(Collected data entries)
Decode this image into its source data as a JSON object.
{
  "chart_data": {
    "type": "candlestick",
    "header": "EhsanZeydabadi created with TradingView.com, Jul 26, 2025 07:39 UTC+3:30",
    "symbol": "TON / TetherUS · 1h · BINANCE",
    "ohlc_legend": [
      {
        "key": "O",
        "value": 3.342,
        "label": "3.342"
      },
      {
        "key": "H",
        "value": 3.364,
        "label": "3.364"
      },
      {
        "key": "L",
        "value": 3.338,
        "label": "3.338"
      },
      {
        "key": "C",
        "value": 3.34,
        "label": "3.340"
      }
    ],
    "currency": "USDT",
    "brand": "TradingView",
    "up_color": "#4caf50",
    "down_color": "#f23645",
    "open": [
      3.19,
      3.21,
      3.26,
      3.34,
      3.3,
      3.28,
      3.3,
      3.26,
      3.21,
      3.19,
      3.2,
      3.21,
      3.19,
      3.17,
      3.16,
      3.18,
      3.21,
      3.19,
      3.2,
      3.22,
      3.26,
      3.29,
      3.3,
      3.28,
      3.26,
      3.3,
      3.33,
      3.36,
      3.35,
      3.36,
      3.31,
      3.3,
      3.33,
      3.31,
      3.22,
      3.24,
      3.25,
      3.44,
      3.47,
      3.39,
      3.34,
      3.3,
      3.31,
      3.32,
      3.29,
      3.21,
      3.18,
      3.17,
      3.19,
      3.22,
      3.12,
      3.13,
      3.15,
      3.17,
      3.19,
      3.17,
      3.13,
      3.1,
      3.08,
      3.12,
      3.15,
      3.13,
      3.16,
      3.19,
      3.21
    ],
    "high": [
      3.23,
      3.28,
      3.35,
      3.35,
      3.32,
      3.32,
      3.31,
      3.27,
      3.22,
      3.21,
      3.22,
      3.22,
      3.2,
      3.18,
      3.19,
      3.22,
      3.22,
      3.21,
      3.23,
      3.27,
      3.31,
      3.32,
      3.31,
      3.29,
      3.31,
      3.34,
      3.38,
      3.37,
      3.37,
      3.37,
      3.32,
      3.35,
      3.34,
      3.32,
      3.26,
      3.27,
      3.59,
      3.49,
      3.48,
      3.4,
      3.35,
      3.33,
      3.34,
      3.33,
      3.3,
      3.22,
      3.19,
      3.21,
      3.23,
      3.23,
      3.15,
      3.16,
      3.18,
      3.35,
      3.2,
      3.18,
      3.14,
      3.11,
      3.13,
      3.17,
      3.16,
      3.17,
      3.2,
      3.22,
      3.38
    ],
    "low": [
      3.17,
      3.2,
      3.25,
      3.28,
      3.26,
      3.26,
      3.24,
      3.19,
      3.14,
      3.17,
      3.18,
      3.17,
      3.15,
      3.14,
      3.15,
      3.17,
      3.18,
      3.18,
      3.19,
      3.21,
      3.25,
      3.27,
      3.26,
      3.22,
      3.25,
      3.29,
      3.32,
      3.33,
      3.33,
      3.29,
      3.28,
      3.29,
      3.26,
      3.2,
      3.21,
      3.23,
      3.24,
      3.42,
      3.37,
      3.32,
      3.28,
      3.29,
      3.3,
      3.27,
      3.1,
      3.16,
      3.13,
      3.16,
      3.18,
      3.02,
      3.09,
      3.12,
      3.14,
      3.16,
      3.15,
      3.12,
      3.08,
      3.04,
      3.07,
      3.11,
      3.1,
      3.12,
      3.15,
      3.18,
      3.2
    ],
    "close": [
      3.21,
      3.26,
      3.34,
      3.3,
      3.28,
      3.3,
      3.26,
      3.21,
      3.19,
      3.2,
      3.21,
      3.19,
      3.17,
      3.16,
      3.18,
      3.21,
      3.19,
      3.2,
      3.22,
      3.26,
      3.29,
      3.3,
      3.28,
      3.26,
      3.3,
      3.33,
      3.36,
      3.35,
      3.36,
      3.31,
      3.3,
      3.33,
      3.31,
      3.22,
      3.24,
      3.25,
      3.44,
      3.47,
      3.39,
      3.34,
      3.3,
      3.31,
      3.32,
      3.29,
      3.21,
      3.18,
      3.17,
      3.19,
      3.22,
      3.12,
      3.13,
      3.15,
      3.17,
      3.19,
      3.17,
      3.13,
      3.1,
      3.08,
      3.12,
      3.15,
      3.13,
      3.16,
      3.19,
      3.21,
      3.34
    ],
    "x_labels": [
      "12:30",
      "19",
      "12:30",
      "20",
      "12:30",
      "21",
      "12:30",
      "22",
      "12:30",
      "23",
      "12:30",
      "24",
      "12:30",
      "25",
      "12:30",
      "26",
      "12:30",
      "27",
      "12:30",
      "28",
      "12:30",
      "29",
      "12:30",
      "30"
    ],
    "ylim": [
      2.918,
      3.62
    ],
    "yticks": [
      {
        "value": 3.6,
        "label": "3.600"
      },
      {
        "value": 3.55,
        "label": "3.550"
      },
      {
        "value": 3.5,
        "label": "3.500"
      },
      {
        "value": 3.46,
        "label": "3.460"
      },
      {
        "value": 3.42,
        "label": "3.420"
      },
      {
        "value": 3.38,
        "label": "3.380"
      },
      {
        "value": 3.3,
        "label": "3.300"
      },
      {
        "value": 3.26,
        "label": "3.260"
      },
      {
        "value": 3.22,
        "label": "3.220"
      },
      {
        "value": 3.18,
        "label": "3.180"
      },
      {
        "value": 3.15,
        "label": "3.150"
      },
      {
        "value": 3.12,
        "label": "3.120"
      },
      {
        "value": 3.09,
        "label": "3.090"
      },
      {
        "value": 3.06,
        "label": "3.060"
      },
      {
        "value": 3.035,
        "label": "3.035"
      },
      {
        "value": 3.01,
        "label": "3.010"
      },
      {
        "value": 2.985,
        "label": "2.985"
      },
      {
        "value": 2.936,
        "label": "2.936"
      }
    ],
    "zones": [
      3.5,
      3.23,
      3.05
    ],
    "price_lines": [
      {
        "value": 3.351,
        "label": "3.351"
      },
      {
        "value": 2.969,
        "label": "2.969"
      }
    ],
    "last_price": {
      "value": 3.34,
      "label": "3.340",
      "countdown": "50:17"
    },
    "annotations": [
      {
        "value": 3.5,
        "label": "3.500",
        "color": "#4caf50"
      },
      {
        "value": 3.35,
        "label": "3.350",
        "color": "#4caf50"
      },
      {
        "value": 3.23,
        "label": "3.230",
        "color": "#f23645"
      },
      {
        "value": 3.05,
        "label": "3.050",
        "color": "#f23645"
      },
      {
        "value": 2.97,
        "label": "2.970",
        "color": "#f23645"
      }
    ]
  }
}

§ **Exercise brief**:
Pick out the lines containing the string "TradingView".

§ **Task response**:
    "header": "EhsanZeydabadi created with TradingView.com, Jul 26, 2025 07:39 UTC+3:30",
    "brand": "TradingView",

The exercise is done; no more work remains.